### Figure record extracts
# # # # # # #

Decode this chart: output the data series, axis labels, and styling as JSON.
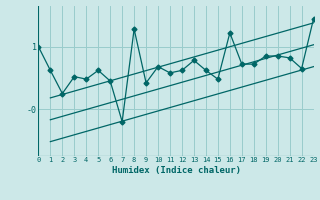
{
  "xlabel": "Humidex (Indice chaleur)",
  "bg_color": "#cce8e8",
  "line_color": "#006666",
  "grid_color": "#99cccc",
  "xlim": [
    0,
    23
  ],
  "ylim": [
    -0.75,
    1.65
  ],
  "xticks": [
    0,
    1,
    2,
    3,
    4,
    5,
    6,
    7,
    8,
    9,
    10,
    11,
    12,
    13,
    14,
    15,
    16,
    17,
    18,
    19,
    20,
    21,
    22,
    23
  ],
  "ytick_positions": [
    0.0,
    1.0
  ],
  "ytick_labels": [
    "-0",
    "1"
  ],
  "data_x": [
    0,
    1,
    2,
    3,
    4,
    5,
    6,
    7,
    8,
    9,
    10,
    11,
    12,
    13,
    14,
    15,
    16,
    17,
    18,
    19,
    20,
    21,
    22,
    23
  ],
  "data_y": [
    1.0,
    0.62,
    0.25,
    0.52,
    0.48,
    0.62,
    0.45,
    -0.2,
    1.28,
    0.42,
    0.68,
    0.58,
    0.62,
    0.78,
    0.62,
    0.48,
    1.22,
    0.72,
    0.72,
    0.85,
    0.85,
    0.82,
    0.65,
    1.45
  ],
  "upper_line_x": [
    1,
    23
  ],
  "upper_line_y": [
    0.18,
    1.38
  ],
  "lower_line_x": [
    1,
    23
  ],
  "lower_line_y": [
    -0.52,
    0.68
  ],
  "mid_line_x": [
    1,
    23
  ],
  "mid_line_y": [
    -0.17,
    1.03
  ],
  "lw": 0.9
}
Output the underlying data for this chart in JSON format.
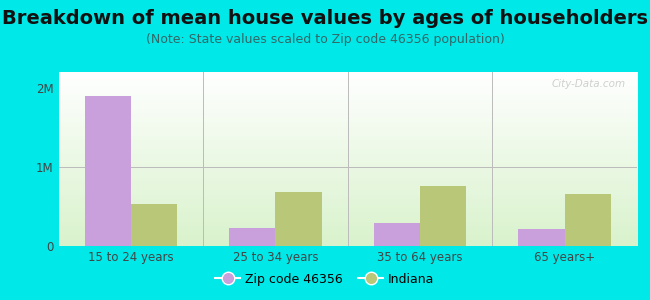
{
  "title": "Breakdown of mean house values by ages of householders",
  "subtitle": "(Note: State values scaled to Zip code 46356 population)",
  "categories": [
    "15 to 24 years",
    "25 to 34 years",
    "35 to 64 years",
    "65 years+"
  ],
  "zip_values": [
    1900000,
    230000,
    290000,
    210000
  ],
  "state_values": [
    530000,
    680000,
    760000,
    660000
  ],
  "zip_color": "#c9a0dc",
  "state_color": "#b8c878",
  "background_color": "#00e8e8",
  "ylim": [
    0,
    2200000
  ],
  "yticks": [
    0,
    1000000,
    2000000
  ],
  "ytick_labels": [
    "0",
    "1M",
    "2M"
  ],
  "legend_zip_label": "Zip code 46356",
  "legend_state_label": "Indiana",
  "bar_width": 0.32,
  "title_fontsize": 14,
  "subtitle_fontsize": 9,
  "tick_fontsize": 8.5,
  "legend_fontsize": 9,
  "watermark_text": "City-Data.com"
}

# # # # # # #

The listing above needs to be output again exactly. Don't include the pictures.

Decode this chart: output the data series, axis labels, and styling as JSON.
{
  "xlabel": "Humidex (Indice chaleur)",
  "bg_color": "#cce8e8",
  "line_color": "#006666",
  "grid_color": "#99cccc",
  "xlim": [
    0,
    23
  ],
  "ylim": [
    -0.75,
    1.65
  ],
  "xticks": [
    0,
    1,
    2,
    3,
    4,
    5,
    6,
    7,
    8,
    9,
    10,
    11,
    12,
    13,
    14,
    15,
    16,
    17,
    18,
    19,
    20,
    21,
    22,
    23
  ],
  "ytick_positions": [
    0.0,
    1.0
  ],
  "ytick_labels": [
    "-0",
    "1"
  ],
  "data_x": [
    0,
    1,
    2,
    3,
    4,
    5,
    6,
    7,
    8,
    9,
    10,
    11,
    12,
    13,
    14,
    15,
    16,
    17,
    18,
    19,
    20,
    21,
    22,
    23
  ],
  "data_y": [
    1.0,
    0.62,
    0.25,
    0.52,
    0.48,
    0.62,
    0.45,
    -0.2,
    1.28,
    0.42,
    0.68,
    0.58,
    0.62,
    0.78,
    0.62,
    0.48,
    1.22,
    0.72,
    0.72,
    0.85,
    0.85,
    0.82,
    0.65,
    1.45
  ],
  "upper_line_x": [
    1,
    23
  ],
  "upper_line_y": [
    0.18,
    1.38
  ],
  "lower_line_x": [
    1,
    23
  ],
  "lower_line_y": [
    -0.52,
    0.68
  ],
  "mid_line_x": [
    1,
    23
  ],
  "mid_line_y": [
    -0.17,
    1.03
  ],
  "lw": 0.9
}
Output the underlying data for this chart in JSON format.
{
  "title": "Breakdown of mean house values by ages of householders",
  "subtitle": "(Note: State values scaled to Zip code 46356 population)",
  "categories": [
    "15 to 24 years",
    "25 to 34 years",
    "35 to 64 years",
    "65 years+"
  ],
  "zip_values": [
    1900000,
    230000,
    290000,
    210000
  ],
  "state_values": [
    530000,
    680000,
    760000,
    660000
  ],
  "zip_color": "#c9a0dc",
  "state_color": "#b8c878",
  "background_color": "#00e8e8",
  "ylim": [
    0,
    2200000
  ],
  "yticks": [
    0,
    1000000,
    2000000
  ],
  "ytick_labels": [
    "0",
    "1M",
    "2M"
  ],
  "legend_zip_label": "Zip code 46356",
  "legend_state_label": "Indiana",
  "bar_width": 0.32,
  "title_fontsize": 14,
  "subtitle_fontsize": 9,
  "tick_fontsize": 8.5,
  "legend_fontsize": 9,
  "watermark_text": "City-Data.com"
}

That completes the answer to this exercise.